Required work:
Tally the lines holding the word "käyttää" and state the count by itself.

######

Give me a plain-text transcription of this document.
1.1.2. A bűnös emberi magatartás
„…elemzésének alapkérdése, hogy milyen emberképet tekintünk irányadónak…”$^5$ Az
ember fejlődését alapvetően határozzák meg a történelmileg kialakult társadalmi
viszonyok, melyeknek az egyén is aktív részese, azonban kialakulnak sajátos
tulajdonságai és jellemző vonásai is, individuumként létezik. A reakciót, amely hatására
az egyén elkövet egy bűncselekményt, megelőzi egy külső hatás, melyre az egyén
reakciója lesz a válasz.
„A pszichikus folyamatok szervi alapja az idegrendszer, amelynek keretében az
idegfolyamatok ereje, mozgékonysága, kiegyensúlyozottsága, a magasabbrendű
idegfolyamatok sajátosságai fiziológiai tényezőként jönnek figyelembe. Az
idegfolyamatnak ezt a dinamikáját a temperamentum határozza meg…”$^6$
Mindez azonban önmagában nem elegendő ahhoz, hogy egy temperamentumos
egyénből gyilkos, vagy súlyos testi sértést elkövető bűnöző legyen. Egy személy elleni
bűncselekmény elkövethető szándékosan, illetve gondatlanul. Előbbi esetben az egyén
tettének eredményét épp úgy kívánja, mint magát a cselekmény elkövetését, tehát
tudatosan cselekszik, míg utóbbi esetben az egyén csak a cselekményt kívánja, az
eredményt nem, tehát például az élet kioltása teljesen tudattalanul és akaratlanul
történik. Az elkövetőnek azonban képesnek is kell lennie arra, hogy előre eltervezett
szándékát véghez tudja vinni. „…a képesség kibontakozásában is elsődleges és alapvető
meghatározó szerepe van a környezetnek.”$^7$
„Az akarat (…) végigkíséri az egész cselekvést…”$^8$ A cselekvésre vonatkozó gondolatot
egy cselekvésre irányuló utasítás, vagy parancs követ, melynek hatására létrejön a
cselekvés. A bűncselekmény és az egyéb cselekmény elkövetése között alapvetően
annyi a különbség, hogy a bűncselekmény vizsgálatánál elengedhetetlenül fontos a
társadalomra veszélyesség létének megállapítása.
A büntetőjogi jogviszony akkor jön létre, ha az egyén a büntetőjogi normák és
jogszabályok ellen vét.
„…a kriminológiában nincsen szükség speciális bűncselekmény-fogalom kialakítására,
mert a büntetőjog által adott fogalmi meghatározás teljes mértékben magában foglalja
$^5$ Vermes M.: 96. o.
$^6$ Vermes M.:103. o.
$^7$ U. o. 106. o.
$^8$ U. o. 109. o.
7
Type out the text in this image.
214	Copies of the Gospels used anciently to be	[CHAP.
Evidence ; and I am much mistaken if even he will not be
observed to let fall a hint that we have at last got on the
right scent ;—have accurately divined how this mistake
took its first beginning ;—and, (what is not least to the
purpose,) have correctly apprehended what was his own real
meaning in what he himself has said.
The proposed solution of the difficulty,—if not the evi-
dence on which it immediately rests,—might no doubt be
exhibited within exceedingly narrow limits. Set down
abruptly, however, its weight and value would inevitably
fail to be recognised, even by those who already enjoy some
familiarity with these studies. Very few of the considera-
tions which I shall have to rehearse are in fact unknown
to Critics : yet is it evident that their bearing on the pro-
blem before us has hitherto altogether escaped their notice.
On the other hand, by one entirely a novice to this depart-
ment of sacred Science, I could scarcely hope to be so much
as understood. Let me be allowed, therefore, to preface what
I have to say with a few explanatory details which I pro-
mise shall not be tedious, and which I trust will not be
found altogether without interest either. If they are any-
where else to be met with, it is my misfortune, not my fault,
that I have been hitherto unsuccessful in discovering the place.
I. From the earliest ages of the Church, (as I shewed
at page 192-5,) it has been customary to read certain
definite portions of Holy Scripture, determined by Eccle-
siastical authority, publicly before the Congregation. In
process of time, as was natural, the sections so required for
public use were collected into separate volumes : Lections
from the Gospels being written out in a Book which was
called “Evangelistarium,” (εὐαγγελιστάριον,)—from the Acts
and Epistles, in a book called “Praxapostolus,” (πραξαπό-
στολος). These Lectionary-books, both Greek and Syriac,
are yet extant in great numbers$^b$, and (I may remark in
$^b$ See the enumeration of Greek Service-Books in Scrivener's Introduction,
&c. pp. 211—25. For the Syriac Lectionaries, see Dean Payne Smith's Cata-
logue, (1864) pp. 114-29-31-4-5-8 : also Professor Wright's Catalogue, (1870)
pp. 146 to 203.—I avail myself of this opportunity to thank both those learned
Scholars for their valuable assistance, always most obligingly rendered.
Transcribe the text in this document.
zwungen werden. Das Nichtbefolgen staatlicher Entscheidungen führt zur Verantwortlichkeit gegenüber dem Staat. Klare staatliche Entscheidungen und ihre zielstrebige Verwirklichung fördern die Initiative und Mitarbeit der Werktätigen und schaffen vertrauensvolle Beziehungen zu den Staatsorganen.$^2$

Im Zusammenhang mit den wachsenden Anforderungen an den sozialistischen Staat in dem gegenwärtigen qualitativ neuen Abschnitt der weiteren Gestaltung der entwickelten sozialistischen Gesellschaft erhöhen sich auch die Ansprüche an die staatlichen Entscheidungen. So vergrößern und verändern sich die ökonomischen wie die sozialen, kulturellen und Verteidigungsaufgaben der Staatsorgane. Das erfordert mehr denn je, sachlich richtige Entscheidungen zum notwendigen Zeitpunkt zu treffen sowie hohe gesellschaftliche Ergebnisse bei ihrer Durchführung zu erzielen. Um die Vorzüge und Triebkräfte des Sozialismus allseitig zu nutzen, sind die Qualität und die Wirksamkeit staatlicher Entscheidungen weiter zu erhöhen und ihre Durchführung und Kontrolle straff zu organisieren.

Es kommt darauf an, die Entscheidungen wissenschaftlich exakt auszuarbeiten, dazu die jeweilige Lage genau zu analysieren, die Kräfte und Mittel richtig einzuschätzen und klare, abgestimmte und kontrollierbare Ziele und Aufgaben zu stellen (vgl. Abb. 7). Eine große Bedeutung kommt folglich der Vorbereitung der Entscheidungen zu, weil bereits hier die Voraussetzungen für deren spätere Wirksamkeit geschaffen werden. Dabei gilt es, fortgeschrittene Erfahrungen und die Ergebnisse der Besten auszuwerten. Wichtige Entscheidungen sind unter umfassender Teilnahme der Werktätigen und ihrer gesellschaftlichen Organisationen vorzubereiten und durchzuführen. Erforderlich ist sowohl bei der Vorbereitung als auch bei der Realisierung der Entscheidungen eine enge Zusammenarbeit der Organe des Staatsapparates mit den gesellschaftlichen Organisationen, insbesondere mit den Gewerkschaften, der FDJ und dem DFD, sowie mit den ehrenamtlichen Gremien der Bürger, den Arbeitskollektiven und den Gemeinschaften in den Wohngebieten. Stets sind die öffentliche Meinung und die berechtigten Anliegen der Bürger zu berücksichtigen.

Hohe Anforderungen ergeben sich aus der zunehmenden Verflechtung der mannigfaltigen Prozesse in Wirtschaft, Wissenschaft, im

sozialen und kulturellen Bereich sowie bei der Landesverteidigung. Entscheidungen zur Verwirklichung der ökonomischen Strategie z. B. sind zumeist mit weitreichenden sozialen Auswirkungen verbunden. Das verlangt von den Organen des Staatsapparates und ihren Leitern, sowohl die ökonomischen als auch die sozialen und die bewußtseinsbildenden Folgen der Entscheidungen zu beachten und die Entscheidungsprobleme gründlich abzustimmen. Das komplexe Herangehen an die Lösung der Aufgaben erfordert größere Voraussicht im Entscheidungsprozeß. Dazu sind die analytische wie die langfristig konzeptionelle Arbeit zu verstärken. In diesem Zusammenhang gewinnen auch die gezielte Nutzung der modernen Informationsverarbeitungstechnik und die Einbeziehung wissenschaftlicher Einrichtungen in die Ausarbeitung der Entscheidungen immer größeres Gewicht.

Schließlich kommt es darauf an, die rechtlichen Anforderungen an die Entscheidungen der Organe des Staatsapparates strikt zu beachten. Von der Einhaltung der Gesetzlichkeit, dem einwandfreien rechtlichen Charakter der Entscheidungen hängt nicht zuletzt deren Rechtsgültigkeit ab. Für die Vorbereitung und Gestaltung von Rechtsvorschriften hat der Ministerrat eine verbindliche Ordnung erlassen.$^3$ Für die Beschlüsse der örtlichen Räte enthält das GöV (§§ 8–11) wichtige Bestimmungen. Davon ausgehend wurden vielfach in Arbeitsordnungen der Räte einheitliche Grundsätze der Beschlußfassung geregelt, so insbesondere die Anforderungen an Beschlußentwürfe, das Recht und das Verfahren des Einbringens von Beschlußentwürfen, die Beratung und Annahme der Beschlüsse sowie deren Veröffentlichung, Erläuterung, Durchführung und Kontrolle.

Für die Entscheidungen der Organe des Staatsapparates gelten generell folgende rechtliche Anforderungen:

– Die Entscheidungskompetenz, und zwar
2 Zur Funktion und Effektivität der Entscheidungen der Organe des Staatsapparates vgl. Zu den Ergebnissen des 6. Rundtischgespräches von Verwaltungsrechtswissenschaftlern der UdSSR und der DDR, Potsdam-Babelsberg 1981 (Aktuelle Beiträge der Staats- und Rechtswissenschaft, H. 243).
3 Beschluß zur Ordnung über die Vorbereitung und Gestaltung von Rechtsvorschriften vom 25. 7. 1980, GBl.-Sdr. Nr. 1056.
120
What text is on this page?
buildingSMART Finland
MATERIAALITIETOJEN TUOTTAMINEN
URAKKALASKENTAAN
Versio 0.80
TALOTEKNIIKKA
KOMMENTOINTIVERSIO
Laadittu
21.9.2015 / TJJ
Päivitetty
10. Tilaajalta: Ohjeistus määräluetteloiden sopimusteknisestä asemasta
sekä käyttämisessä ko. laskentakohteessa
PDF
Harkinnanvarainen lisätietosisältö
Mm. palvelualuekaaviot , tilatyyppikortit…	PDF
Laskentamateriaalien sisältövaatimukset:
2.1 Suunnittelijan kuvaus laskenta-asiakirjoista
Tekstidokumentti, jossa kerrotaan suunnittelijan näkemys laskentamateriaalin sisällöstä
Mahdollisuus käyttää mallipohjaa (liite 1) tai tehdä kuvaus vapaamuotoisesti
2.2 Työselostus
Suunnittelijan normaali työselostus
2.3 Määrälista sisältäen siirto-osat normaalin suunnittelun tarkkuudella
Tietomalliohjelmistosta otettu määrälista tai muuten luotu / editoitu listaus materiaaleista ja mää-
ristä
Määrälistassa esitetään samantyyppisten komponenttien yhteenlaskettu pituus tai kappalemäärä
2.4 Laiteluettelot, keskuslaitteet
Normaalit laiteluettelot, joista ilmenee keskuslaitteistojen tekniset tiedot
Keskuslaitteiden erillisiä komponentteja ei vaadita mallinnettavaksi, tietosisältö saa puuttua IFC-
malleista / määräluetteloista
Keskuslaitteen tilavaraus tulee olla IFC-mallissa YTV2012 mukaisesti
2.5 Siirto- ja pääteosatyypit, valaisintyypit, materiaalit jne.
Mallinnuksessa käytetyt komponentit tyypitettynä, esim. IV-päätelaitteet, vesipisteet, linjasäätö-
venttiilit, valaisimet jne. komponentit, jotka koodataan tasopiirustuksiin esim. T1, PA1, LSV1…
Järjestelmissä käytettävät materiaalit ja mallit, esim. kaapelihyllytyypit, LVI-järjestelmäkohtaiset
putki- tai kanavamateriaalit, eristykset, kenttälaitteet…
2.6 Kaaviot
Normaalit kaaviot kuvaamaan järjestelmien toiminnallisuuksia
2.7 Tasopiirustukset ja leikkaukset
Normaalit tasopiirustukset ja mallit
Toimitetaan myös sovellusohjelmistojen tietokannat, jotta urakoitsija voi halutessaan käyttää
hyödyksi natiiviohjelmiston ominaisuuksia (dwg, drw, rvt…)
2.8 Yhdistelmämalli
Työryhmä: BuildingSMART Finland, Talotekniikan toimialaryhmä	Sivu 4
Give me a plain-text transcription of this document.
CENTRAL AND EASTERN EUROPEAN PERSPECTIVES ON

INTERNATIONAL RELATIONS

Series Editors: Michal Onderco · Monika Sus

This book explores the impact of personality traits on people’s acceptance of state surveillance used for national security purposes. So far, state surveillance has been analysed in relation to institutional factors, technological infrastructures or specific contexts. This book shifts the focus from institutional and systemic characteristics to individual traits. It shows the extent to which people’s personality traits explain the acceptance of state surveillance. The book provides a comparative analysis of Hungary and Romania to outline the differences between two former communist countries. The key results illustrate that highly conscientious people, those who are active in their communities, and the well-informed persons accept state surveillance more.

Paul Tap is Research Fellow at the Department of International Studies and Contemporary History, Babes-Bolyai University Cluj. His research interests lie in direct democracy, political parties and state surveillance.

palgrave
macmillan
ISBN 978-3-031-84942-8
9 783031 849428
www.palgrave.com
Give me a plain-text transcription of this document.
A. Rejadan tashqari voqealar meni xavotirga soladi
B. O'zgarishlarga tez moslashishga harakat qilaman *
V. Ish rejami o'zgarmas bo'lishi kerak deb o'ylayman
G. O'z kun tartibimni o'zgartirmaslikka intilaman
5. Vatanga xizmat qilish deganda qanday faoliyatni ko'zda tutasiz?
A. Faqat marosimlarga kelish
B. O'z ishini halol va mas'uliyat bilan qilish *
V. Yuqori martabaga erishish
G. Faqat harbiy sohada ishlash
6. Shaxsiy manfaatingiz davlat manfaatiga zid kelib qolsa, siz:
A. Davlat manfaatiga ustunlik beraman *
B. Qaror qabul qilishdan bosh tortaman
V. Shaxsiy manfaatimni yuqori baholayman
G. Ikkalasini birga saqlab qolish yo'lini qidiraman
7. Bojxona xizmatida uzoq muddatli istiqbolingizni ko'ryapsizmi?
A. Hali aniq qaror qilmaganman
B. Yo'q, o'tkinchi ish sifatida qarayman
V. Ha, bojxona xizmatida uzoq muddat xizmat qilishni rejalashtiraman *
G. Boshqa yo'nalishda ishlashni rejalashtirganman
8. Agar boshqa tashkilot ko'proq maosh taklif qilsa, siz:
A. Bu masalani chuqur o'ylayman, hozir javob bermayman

######

Response to this task:
2